** Start INPUT **

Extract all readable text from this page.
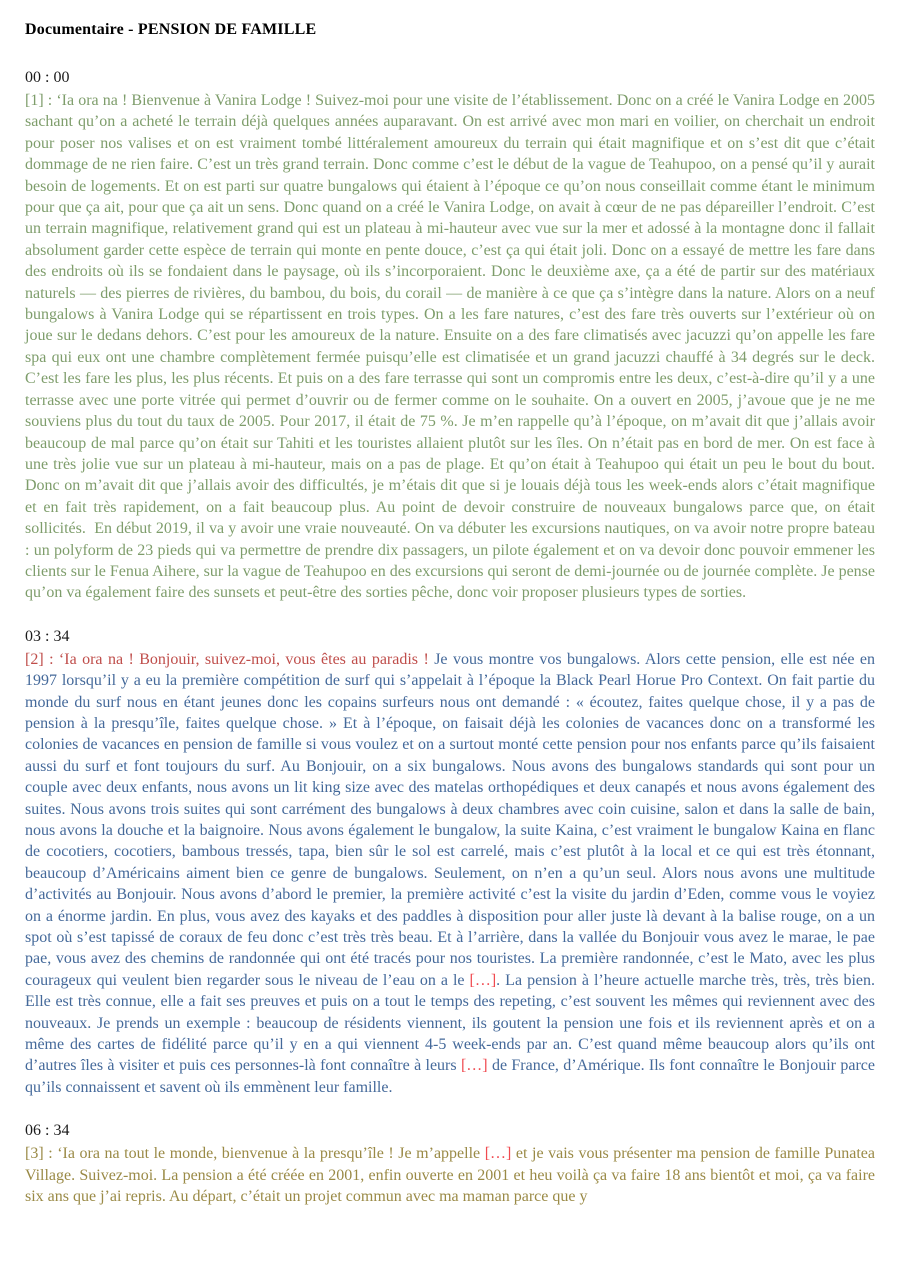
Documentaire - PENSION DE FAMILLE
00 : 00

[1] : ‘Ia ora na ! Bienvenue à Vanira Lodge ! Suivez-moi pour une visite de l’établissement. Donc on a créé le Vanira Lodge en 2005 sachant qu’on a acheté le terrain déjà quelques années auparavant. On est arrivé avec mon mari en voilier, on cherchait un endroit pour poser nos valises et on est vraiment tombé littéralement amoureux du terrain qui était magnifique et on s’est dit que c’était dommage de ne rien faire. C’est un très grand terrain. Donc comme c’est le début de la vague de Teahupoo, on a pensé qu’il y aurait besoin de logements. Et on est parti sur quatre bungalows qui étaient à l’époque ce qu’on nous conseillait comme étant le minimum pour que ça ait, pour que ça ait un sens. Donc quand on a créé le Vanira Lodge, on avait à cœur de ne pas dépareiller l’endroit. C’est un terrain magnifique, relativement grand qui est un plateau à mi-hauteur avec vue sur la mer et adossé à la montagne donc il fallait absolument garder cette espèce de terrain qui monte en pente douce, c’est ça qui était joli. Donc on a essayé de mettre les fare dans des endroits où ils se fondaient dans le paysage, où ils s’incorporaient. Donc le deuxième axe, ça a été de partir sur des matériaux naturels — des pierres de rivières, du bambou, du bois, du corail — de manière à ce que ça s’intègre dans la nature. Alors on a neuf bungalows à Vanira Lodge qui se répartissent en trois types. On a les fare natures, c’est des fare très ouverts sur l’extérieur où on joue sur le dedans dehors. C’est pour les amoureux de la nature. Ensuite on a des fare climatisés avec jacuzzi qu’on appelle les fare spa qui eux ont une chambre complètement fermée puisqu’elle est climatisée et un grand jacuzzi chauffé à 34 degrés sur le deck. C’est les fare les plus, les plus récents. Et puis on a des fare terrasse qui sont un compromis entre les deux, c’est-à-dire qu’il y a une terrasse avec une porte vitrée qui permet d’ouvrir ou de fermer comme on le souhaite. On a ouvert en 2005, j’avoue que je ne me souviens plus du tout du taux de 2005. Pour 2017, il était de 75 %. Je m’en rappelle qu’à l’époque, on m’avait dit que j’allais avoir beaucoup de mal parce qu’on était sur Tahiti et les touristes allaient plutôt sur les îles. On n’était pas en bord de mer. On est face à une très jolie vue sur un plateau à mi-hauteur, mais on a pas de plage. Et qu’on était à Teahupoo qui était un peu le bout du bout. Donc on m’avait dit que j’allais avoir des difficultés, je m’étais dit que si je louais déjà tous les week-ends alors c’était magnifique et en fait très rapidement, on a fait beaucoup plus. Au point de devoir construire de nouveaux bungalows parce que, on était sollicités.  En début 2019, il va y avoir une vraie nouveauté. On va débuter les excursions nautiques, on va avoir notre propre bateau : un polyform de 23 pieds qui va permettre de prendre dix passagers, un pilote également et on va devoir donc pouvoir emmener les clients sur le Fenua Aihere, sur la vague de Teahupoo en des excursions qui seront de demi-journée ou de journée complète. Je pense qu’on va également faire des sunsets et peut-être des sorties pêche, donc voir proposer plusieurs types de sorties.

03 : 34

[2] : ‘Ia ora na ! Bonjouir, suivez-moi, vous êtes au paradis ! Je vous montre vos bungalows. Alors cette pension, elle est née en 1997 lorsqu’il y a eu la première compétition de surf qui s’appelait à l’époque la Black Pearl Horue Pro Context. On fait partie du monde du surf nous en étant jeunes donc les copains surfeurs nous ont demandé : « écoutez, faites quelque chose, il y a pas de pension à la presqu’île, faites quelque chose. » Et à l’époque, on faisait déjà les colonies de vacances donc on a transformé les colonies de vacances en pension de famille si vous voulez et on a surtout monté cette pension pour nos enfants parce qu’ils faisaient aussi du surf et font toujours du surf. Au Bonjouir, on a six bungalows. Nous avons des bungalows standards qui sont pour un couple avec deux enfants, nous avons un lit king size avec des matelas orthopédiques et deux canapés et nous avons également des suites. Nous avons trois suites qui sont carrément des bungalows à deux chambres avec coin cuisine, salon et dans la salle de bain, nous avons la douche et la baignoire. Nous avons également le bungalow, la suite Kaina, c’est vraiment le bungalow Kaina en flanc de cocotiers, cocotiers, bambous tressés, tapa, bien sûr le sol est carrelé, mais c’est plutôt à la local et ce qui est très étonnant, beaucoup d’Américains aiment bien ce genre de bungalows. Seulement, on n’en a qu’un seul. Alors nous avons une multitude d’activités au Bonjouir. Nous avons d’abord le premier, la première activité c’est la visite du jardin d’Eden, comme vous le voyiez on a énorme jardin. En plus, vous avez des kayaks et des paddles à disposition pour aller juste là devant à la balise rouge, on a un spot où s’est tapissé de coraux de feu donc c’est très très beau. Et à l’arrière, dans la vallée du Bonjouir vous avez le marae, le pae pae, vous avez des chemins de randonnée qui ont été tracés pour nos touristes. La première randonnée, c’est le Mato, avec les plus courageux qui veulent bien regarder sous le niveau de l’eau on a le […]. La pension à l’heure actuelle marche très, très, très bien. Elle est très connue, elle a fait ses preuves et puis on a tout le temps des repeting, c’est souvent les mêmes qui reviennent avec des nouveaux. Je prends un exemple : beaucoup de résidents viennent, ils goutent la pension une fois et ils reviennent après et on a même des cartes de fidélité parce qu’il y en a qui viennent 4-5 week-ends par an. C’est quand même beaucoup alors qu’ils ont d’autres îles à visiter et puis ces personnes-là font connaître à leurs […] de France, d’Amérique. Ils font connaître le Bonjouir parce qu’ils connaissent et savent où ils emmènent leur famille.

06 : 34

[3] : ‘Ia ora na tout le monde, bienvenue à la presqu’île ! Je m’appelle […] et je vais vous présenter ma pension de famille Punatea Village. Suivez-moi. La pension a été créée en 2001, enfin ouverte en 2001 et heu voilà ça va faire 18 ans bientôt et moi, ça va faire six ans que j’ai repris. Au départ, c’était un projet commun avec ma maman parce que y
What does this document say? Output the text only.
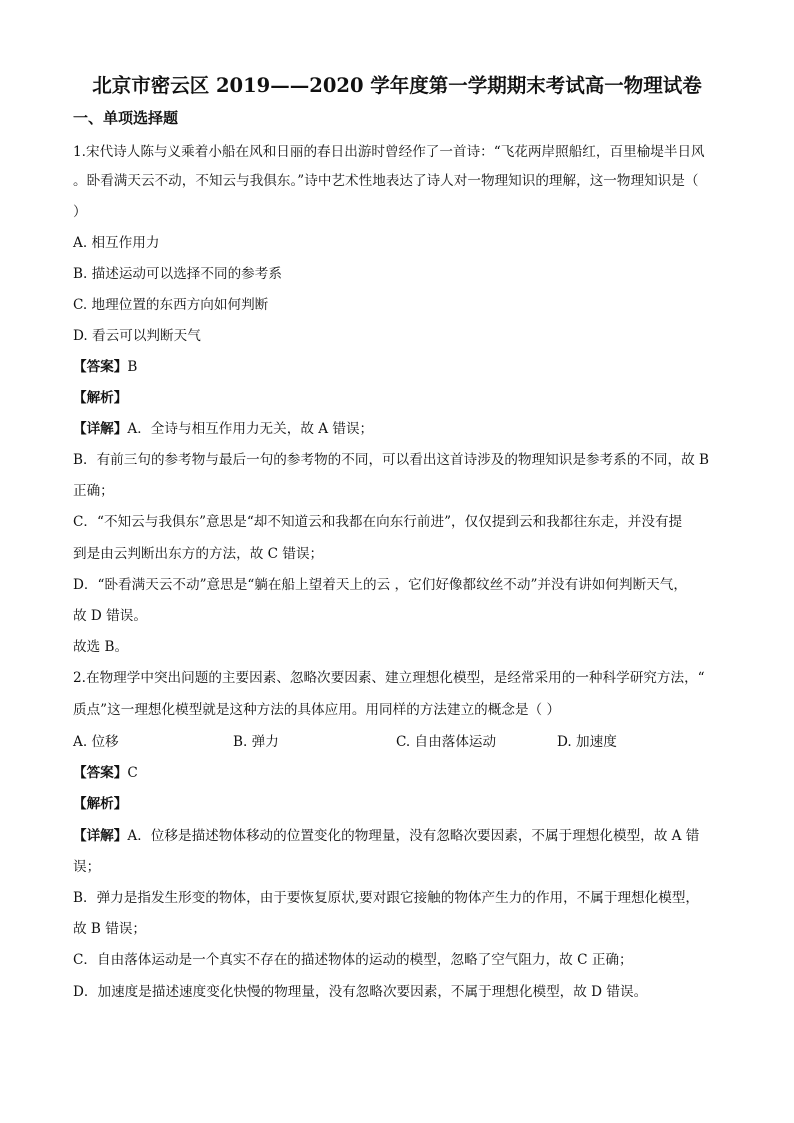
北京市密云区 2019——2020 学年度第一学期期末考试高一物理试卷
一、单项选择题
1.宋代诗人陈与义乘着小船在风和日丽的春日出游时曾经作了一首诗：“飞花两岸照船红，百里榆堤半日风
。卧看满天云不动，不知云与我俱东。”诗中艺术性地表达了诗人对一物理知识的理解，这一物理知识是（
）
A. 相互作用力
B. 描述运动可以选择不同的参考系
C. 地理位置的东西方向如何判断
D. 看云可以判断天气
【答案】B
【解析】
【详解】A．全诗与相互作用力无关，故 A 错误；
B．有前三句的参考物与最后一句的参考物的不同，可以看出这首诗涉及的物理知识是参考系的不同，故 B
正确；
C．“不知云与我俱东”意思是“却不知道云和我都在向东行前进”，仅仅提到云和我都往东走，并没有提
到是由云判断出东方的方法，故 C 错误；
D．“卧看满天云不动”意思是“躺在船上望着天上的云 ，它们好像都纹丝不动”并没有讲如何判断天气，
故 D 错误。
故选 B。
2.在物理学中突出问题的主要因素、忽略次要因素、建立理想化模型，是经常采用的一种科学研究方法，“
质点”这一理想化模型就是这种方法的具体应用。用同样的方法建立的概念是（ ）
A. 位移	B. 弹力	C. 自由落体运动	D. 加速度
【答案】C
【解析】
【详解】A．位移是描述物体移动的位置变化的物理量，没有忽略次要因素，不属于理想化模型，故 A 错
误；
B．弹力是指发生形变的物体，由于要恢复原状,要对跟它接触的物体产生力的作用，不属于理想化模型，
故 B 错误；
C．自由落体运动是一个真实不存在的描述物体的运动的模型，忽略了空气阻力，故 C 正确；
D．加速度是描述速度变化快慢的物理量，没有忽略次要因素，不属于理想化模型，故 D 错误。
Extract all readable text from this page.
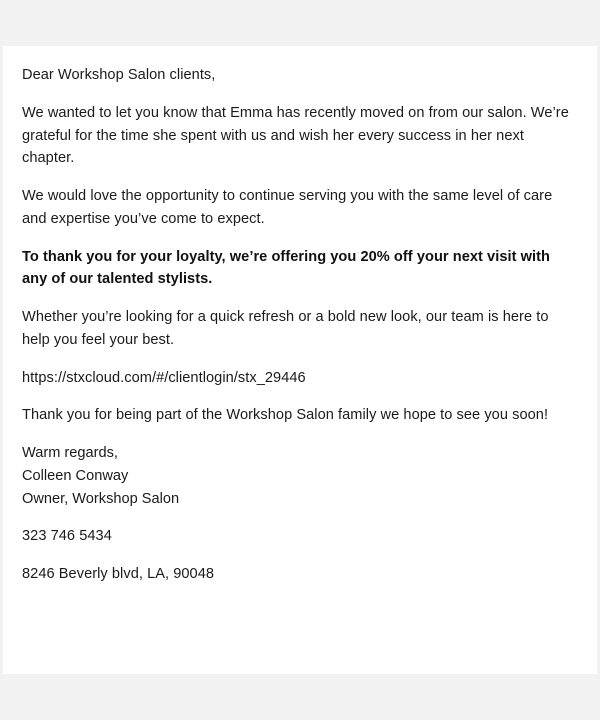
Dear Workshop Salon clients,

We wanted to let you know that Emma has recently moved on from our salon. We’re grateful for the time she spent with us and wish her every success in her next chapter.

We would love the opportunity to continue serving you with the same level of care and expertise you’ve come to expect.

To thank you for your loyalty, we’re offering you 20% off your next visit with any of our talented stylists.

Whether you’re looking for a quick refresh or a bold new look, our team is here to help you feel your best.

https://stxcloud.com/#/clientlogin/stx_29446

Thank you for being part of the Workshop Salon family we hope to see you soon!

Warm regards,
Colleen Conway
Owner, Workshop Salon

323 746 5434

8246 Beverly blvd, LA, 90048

** End INPUT **

THE TASK
Extract each line holding the string "卧看满天云不动".

OUTPUT FOR THIS TASK
。卧看满天云不动，不知云与我俱东。”诗中艺术性地表达了诗人对一物理知识的理解，这一物理知识是（
D．“卧看满天云不动”意思是“躺在船上望着天上的云 ，它们好像都纹丝不动”并没有讲如何判断天气，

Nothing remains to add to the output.